- **STATED GOAL**
Transcribe every entry word for word, but skip the images.
-=-=-
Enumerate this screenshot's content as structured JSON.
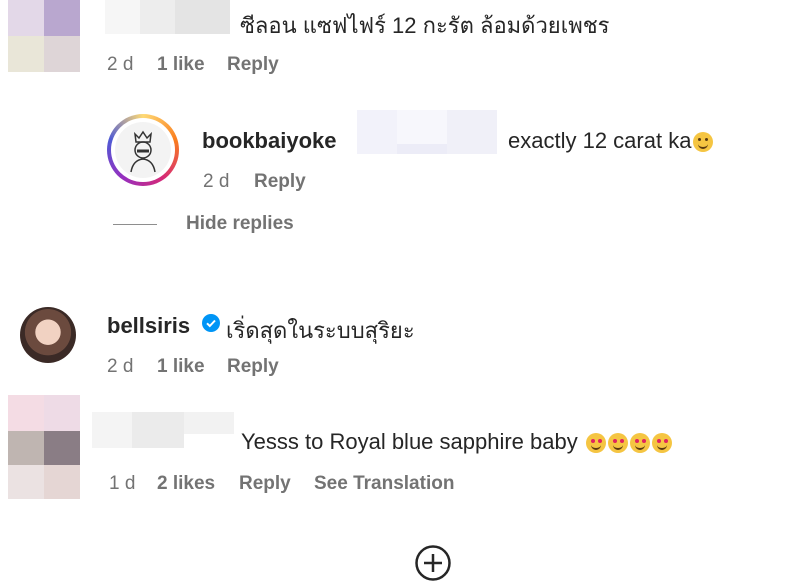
{
  "comment1": {
    "text": "ซีลอน แซฟไฟร์ 12 กะรัต ล้อมด้วยเพชร",
    "time": "2 d",
    "likes": "1 like",
    "reply": "Reply"
  },
  "reply1": {
    "username": "bookbaiyoke",
    "text": "exactly 12 carat ka",
    "time": "2 d",
    "reply": "Reply",
    "hide_replies": "Hide replies"
  },
  "comment2": {
    "username": "bellsiris",
    "text": "เริ่ดสุดในระบบสุริยะ",
    "time": "2 d",
    "likes": "1 like",
    "reply": "Reply",
    "verified_icon": "verified-badge-icon",
    "accent": "#0095f6"
  },
  "comment3": {
    "text": "Yesss to Royal blue sapphire baby",
    "time": "1 d",
    "likes": "2 likes",
    "reply": "Reply",
    "see_translation": "See Translation"
  },
  "load_more_icon": "plus-circle-icon"
}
-=-=-
- **RESULT OF THE EXERCISE**
Enumerate this screenshot's content as structured JSON.
{
  "comment1": {
    "text": "ซีลอน แซฟไฟร์ 12 กะรัต ล้อมด้วยเพชร",
    "time": "2 d",
    "likes": "1 like",
    "reply": "Reply"
  },
  "reply1": {
    "username": "bookbaiyoke",
    "text": "exactly 12 carat ka",
    "time": "2 d",
    "reply": "Reply",
    "hide_replies": "Hide replies"
  },
  "comment2": {
    "username": "bellsiris",
    "text": "เริ่ดสุดในระบบสุริยะ",
    "time": "2 d",
    "likes": "1 like",
    "reply": "Reply",
    "verified_icon": "verified-badge-icon",
    "accent": "#0095f6"
  },
  "comment3": {
    "text": "Yesss to Royal blue sapphire baby",
    "time": "1 d",
    "likes": "2 likes",
    "reply": "Reply",
    "see_translation": "See Translation"
  },
  "load_more_icon": "plus-circle-icon"
}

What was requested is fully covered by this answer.